▶ [Problem] Print all of the entries exactly, minus the pictures.

▶ [Some records]
__________

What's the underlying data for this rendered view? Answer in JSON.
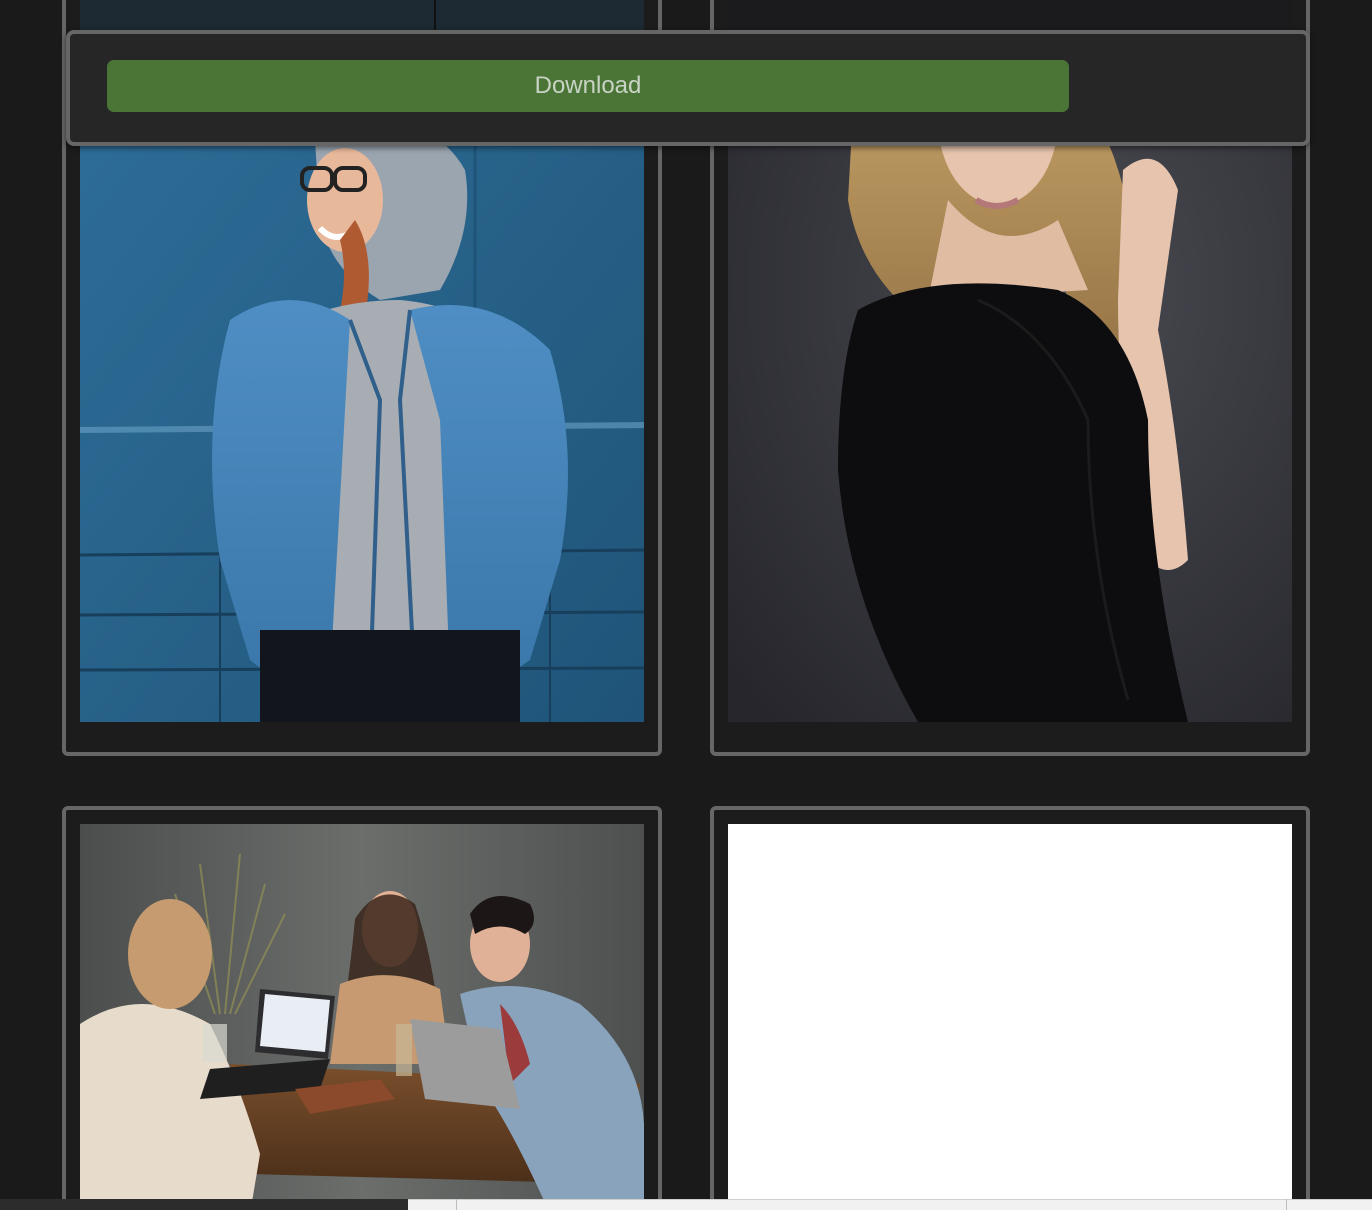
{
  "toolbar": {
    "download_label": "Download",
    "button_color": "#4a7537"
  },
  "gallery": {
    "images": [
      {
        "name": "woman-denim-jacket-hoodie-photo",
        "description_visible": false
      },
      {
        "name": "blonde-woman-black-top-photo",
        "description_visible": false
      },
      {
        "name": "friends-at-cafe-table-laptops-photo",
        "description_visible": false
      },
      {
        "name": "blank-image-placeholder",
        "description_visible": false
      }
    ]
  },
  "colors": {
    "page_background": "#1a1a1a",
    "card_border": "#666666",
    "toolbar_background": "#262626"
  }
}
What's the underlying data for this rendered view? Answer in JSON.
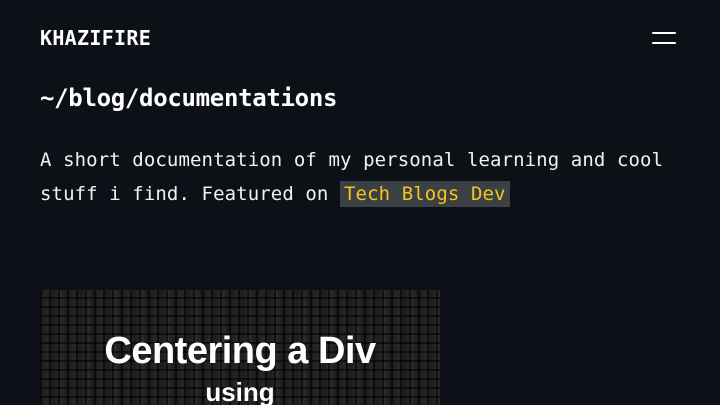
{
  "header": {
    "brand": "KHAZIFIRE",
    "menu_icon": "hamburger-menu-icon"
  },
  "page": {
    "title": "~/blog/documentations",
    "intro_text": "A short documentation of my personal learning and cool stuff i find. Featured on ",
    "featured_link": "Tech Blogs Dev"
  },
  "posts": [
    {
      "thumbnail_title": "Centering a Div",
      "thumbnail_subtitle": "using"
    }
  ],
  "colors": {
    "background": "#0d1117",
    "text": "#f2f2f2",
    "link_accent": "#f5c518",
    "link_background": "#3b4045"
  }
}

__________

▶ [Answer to this task]
What's the underlying data for this rendered view? Answer in JSON.
{
  "toolbar": {
    "download_label": "Download",
    "button_color": "#4a7537"
  },
  "gallery": {
    "images": [
      {
        "name": "woman-denim-jacket-hoodie-photo",
        "description_visible": false
      },
      {
        "name": "blonde-woman-black-top-photo",
        "description_visible": false
      },
      {
        "name": "friends-at-cafe-table-laptops-photo",
        "description_visible": false
      },
      {
        "name": "blank-image-placeholder",
        "description_visible": false
      }
    ]
  },
  "colors": {
    "page_background": "#1a1a1a",
    "card_border": "#666666",
    "toolbar_background": "#262626"
  }
}
What's the underlying data for this rendered view? Answer in JSON.
{
  "header": {
    "brand": "KHAZIFIRE",
    "menu_icon": "hamburger-menu-icon"
  },
  "page": {
    "title": "~/blog/documentations",
    "intro_text": "A short documentation of my personal learning and cool stuff i find. Featured on ",
    "featured_link": "Tech Blogs Dev"
  },
  "posts": [
    {
      "thumbnail_title": "Centering a Div",
      "thumbnail_subtitle": "using"
    }
  ],
  "colors": {
    "background": "#0d1117",
    "text": "#f2f2f2",
    "link_accent": "#f5c518",
    "link_background": "#3b4045"
  }
}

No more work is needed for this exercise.